WHAT THE TASK REQUIRES
Filter the records below, keeping every line that contains the string "panel", and treat uppercase and lowercase letters as distinct.

INPUT ROWS
[Start]
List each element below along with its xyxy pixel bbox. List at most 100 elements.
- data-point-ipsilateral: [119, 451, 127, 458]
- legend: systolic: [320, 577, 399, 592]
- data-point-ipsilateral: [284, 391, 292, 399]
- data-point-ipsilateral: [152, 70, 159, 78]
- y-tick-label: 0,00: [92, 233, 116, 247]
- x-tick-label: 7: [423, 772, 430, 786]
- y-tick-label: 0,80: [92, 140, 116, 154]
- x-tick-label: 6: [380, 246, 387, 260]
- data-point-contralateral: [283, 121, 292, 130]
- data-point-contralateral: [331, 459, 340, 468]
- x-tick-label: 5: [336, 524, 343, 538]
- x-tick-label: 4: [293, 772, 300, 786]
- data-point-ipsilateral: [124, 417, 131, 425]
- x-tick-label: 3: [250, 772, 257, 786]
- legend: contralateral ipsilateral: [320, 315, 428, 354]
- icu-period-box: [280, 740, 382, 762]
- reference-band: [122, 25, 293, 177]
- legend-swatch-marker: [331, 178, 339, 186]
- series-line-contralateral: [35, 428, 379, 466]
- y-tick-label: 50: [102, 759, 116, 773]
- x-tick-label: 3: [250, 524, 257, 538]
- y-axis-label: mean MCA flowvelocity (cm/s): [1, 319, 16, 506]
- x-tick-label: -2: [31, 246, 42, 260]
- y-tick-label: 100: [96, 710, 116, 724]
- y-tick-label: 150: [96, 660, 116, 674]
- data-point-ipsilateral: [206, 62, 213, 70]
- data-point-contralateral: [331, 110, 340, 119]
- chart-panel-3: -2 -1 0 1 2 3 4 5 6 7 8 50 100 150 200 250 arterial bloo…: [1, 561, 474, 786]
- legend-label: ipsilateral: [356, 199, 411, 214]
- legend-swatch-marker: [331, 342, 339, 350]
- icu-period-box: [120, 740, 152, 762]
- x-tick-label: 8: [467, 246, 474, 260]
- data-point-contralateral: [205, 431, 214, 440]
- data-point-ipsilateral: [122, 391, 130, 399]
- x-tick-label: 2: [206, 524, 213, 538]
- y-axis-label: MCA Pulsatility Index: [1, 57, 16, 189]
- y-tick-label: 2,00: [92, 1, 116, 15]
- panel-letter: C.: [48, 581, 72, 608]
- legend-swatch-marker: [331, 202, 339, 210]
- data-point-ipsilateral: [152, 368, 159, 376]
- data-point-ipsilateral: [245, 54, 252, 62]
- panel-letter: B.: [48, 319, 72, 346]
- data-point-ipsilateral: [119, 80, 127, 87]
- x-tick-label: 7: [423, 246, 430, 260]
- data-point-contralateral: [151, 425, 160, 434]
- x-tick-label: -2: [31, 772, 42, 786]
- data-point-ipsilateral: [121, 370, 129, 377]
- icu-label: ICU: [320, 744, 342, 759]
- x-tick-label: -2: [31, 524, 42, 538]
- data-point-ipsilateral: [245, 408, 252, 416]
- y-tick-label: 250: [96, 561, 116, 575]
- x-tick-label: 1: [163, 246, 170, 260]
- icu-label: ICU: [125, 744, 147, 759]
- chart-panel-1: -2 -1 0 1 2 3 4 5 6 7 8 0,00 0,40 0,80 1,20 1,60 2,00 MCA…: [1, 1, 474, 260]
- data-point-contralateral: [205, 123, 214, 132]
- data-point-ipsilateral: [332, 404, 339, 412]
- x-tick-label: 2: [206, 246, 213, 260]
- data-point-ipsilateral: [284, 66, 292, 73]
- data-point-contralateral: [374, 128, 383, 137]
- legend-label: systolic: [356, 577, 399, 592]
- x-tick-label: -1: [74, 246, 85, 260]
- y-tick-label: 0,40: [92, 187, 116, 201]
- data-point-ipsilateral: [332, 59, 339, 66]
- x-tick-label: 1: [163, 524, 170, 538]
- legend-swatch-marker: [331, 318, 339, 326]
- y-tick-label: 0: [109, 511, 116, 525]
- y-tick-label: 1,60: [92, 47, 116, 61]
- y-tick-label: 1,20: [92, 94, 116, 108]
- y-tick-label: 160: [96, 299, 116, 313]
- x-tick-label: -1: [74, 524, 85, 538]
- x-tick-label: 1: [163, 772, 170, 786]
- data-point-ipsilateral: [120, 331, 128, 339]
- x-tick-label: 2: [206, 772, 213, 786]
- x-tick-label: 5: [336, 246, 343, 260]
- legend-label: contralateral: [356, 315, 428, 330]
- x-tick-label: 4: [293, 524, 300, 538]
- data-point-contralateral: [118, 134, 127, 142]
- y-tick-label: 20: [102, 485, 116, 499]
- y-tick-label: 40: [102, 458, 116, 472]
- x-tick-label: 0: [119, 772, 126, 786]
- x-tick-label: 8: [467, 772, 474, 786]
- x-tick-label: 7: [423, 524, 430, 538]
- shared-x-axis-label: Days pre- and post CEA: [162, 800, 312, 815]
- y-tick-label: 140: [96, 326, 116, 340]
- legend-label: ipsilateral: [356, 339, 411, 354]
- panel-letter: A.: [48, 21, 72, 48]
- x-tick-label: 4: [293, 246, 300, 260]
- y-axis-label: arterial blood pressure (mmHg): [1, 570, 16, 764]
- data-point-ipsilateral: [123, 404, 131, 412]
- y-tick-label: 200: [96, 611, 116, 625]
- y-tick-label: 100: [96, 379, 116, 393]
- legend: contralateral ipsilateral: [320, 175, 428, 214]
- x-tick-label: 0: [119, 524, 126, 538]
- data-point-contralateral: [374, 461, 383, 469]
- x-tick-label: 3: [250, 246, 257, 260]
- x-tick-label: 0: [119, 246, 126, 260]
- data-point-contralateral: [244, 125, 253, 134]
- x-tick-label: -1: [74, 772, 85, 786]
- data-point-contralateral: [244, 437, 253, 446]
[End]
RESULT FOR THIS EXERCISE
- chart-panel-3: -2 -1 0 1 2 3 4 5 6 7 8 50 100 150 200 250 arterial bloo…: [1, 561, 474, 786]
- panel-letter: C.: [48, 581, 72, 608]
- panel-letter: B.: [48, 319, 72, 346]
- chart-panel-1: -2 -1 0 1 2 3 4 5 6 7 8 0,00 0,40 0,80 1,20 1,60 2,00 MCA…: [1, 1, 474, 260]
- panel-letter: A.: [48, 21, 72, 48]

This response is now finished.